▶ **TASK BRIEF**: Make a tally of the lines in the records that include the string "alumnów", and give only that number.

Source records
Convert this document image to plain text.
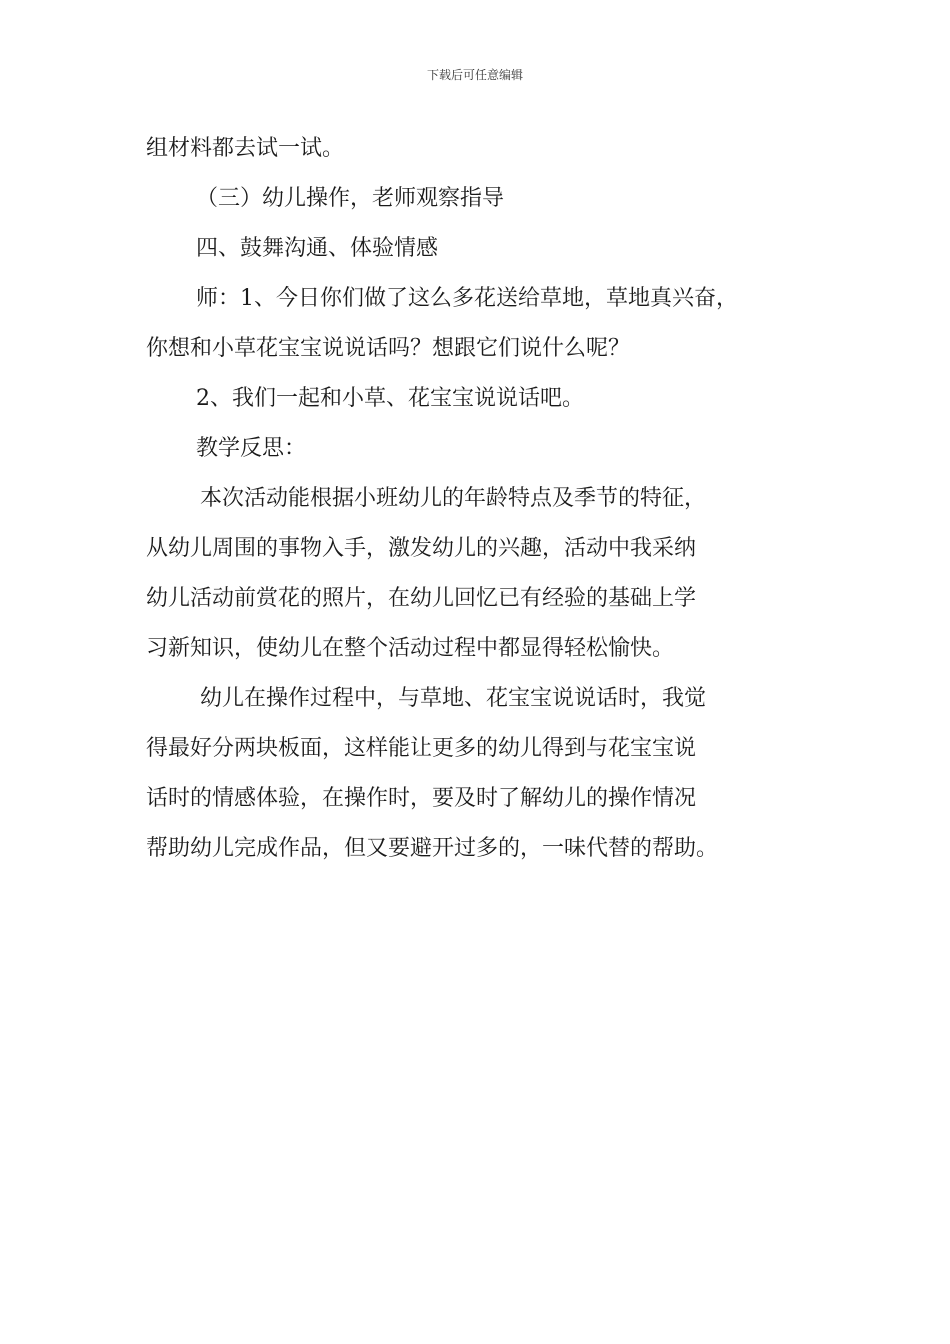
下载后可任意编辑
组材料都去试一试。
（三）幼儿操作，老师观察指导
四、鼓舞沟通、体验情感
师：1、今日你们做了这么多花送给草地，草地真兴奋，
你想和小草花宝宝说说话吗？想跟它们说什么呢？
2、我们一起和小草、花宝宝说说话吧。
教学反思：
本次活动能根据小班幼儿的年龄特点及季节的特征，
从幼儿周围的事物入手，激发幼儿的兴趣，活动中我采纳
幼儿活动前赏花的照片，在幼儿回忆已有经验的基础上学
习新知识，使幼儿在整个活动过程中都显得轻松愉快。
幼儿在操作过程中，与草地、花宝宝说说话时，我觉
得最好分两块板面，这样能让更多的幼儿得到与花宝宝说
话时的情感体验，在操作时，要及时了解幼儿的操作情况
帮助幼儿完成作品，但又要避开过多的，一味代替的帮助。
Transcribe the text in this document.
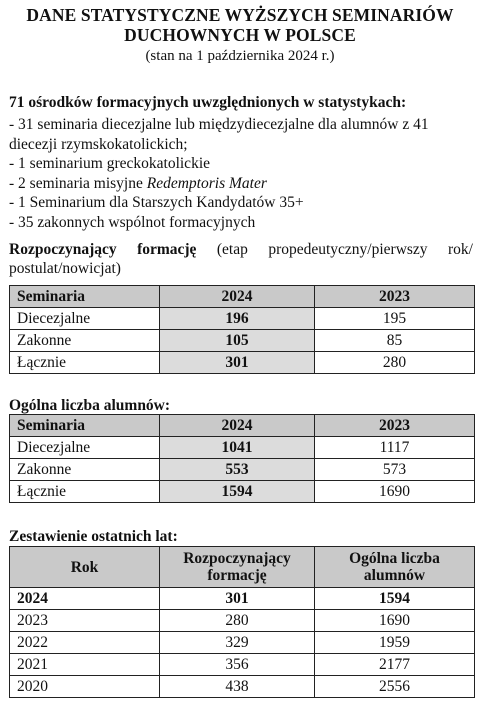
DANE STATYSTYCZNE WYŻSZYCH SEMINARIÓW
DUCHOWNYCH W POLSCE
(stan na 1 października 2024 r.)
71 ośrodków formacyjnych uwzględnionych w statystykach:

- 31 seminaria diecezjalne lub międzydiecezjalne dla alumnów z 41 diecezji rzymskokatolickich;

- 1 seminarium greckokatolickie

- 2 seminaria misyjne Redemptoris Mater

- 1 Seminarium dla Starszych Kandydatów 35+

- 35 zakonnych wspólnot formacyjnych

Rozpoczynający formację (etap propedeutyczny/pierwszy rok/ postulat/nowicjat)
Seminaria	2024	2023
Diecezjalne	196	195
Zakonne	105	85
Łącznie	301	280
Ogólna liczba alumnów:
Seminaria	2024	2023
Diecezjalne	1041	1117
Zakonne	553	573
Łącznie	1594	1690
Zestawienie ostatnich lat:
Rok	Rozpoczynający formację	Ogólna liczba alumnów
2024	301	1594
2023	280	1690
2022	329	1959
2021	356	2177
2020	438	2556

▶ **THE REPLY**: 3